#### [SET PROBLEM]
Reproduce the listing below in its entirety. Change nothing.

#### [DATASET ENTRIES]
[Start]

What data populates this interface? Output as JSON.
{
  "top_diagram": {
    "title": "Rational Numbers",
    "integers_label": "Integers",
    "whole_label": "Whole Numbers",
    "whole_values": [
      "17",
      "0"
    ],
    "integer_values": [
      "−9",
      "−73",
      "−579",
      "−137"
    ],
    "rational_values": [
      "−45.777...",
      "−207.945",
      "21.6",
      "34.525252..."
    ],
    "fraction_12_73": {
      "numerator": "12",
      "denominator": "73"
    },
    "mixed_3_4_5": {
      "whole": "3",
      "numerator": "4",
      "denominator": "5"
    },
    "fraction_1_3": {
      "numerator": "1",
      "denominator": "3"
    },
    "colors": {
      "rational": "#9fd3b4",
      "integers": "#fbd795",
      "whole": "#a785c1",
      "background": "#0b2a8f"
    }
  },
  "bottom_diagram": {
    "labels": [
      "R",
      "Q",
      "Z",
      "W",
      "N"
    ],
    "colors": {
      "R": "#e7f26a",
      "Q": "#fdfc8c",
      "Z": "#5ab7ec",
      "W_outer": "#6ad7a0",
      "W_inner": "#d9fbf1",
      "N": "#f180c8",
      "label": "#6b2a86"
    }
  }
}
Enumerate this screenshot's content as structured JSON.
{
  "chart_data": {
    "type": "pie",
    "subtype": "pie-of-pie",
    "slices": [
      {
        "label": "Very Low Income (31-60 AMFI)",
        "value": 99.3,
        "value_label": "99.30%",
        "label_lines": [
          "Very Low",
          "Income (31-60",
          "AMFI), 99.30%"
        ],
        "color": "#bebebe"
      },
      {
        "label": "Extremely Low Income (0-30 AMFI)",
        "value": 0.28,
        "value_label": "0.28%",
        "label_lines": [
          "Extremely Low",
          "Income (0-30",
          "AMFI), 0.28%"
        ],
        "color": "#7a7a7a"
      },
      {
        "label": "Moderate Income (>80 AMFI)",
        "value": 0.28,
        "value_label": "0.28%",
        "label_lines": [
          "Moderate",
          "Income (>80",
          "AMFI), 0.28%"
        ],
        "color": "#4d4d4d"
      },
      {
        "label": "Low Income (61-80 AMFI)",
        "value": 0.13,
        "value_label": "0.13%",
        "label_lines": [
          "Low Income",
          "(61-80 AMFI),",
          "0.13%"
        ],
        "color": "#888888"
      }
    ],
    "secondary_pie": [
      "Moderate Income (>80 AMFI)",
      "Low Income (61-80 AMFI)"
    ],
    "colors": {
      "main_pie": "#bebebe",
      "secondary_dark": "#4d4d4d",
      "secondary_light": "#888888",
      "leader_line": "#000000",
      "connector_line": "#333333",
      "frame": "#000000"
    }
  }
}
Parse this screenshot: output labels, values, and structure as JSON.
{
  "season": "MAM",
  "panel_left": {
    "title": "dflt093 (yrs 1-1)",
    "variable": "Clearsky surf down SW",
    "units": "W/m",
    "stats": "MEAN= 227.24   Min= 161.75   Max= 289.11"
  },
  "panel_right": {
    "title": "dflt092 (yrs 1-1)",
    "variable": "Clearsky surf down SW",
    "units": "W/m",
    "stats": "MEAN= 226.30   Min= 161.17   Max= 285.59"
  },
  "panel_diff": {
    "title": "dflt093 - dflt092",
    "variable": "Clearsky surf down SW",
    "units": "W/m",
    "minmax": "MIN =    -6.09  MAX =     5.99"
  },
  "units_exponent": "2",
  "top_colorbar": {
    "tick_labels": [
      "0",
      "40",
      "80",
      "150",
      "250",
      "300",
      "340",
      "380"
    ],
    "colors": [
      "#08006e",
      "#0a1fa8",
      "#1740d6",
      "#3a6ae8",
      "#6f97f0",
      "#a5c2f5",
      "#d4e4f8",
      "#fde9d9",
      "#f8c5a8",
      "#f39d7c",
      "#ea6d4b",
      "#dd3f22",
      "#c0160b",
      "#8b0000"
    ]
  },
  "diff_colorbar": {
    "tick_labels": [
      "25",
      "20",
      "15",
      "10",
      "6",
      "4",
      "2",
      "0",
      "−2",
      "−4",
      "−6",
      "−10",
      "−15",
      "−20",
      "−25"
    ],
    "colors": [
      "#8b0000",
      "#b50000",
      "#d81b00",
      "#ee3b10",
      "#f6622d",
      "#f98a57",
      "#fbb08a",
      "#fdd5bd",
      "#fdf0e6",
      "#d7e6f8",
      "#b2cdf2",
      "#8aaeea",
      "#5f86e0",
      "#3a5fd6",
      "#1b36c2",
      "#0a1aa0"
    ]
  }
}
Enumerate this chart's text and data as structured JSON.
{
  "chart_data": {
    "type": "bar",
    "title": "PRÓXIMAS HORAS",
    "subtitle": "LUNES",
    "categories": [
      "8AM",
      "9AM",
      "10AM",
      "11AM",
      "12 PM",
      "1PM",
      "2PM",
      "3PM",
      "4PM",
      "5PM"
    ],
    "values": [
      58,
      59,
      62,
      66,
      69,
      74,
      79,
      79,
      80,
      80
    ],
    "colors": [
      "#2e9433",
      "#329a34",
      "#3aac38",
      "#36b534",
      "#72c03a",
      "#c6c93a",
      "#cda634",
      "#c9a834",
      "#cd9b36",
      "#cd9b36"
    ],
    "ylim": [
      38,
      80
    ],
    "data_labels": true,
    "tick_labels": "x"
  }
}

[End]

#### [REPLY TO THE EXERCISE]
What data populates this interface? Output as JSON.
{
  "top_diagram": {
    "title": "Rational Numbers",
    "integers_label": "Integers",
    "whole_label": "Whole Numbers",
    "whole_values": [
      "17",
      "0"
    ],
    "integer_values": [
      "−9",
      "−73",
      "−579",
      "−137"
    ],
    "rational_values": [
      "−45.777...",
      "−207.945",
      "21.6",
      "34.525252..."
    ],
    "fraction_12_73": {
      "numerator": "12",
      "denominator": "73"
    },
    "mixed_3_4_5": {
      "whole": "3",
      "numerator": "4",
      "denominator": "5"
    },
    "fraction_1_3": {
      "numerator": "1",
      "denominator": "3"
    },
    "colors": {
      "rational": "#9fd3b4",
      "integers": "#fbd795",
      "whole": "#a785c1",
      "background": "#0b2a8f"
    }
  },
  "bottom_diagram": {
    "labels": [
      "R",
      "Q",
      "Z",
      "W",
      "N"
    ],
    "colors": {
      "R": "#e7f26a",
      "Q": "#fdfc8c",
      "Z": "#5ab7ec",
      "W_outer": "#6ad7a0",
      "W_inner": "#d9fbf1",
      "N": "#f180c8",
      "label": "#6b2a86"
    }
  }
}
Enumerate this screenshot's content as structured JSON.
{
  "chart_data": {
    "type": "pie",
    "subtype": "pie-of-pie",
    "slices": [
      {
        "label": "Very Low Income (31-60 AMFI)",
        "value": 99.3,
        "value_label": "99.30%",
        "label_lines": [
          "Very Low",
          "Income (31-60",
          "AMFI), 99.30%"
        ],
        "color": "#bebebe"
      },
      {
        "label": "Extremely Low Income (0-30 AMFI)",
        "value": 0.28,
        "value_label": "0.28%",
        "label_lines": [
          "Extremely Low",
          "Income (0-30",
          "AMFI), 0.28%"
        ],
        "color": "#7a7a7a"
      },
      {
        "label": "Moderate Income (>80 AMFI)",
        "value": 0.28,
        "value_label": "0.28%",
        "label_lines": [
          "Moderate",
          "Income (>80",
          "AMFI), 0.28%"
        ],
        "color": "#4d4d4d"
      },
      {
        "label": "Low Income (61-80 AMFI)",
        "value": 0.13,
        "value_label": "0.13%",
        "label_lines": [
          "Low Income",
          "(61-80 AMFI),",
          "0.13%"
        ],
        "color": "#888888"
      }
    ],
    "secondary_pie": [
      "Moderate Income (>80 AMFI)",
      "Low Income (61-80 AMFI)"
    ],
    "colors": {
      "main_pie": "#bebebe",
      "secondary_dark": "#4d4d4d",
      "secondary_light": "#888888",
      "leader_line": "#000000",
      "connector_line": "#333333",
      "frame": "#000000"
    }
  }
}
Parse this screenshot: output labels, values, and structure as JSON.
{
  "season": "MAM",
  "panel_left": {
    "title": "dflt093 (yrs 1-1)",
    "variable": "Clearsky surf down SW",
    "units": "W/m",
    "stats": "MEAN= 227.24   Min= 161.75   Max= 289.11"
  },
  "panel_right": {
    "title": "dflt092 (yrs 1-1)",
    "variable": "Clearsky surf down SW",
    "units": "W/m",
    "stats": "MEAN= 226.30   Min= 161.17   Max= 285.59"
  },
  "panel_diff": {
    "title": "dflt093 - dflt092",
    "variable": "Clearsky surf down SW",
    "units": "W/m",
    "minmax": "MIN =    -6.09  MAX =     5.99"
  },
  "units_exponent": "2",
  "top_colorbar": {
    "tick_labels": [
      "0",
      "40",
      "80",
      "150",
      "250",
      "300",
      "340",
      "380"
    ],
    "colors": [
      "#08006e",
      "#0a1fa8",
      "#1740d6",
      "#3a6ae8",
      "#6f97f0",
      "#a5c2f5",
      "#d4e4f8",
      "#fde9d9",
      "#f8c5a8",
      "#f39d7c",
      "#ea6d4b",
      "#dd3f22",
      "#c0160b",
      "#8b0000"
    ]
  },
  "diff_colorbar": {
    "tick_labels": [
      "25",
      "20",
      "15",
      "10",
      "6",
      "4",
      "2",
      "0",
      "−2",
      "−4",
      "−6",
      "−10",
      "−15",
      "−20",
      "−25"
    ],
    "colors": [
      "#8b0000",
      "#b50000",
      "#d81b00",
      "#ee3b10",
      "#f6622d",
      "#f98a57",
      "#fbb08a",
      "#fdd5bd",
      "#fdf0e6",
      "#d7e6f8",
      "#b2cdf2",
      "#8aaeea",
      "#5f86e0",
      "#3a5fd6",
      "#1b36c2",
      "#0a1aa0"
    ]
  }
}
Enumerate this chart's text and data as structured JSON.
{
  "chart_data": {
    "type": "bar",
    "title": "PRÓXIMAS HORAS",
    "subtitle": "LUNES",
    "categories": [
      "8AM",
      "9AM",
      "10AM",
      "11AM",
      "12 PM",
      "1PM",
      "2PM",
      "3PM",
      "4PM",
      "5PM"
    ],
    "values": [
      58,
      59,
      62,
      66,
      69,
      74,
      79,
      79,
      80,
      80
    ],
    "colors": [
      "#2e9433",
      "#329a34",
      "#3aac38",
      "#36b534",
      "#72c03a",
      "#c6c93a",
      "#cda634",
      "#c9a834",
      "#cd9b36",
      "#cd9b36"
    ],
    "ylim": [
      38,
      80
    ],
    "data_labels": true,
    "tick_labels": "x"
  }
}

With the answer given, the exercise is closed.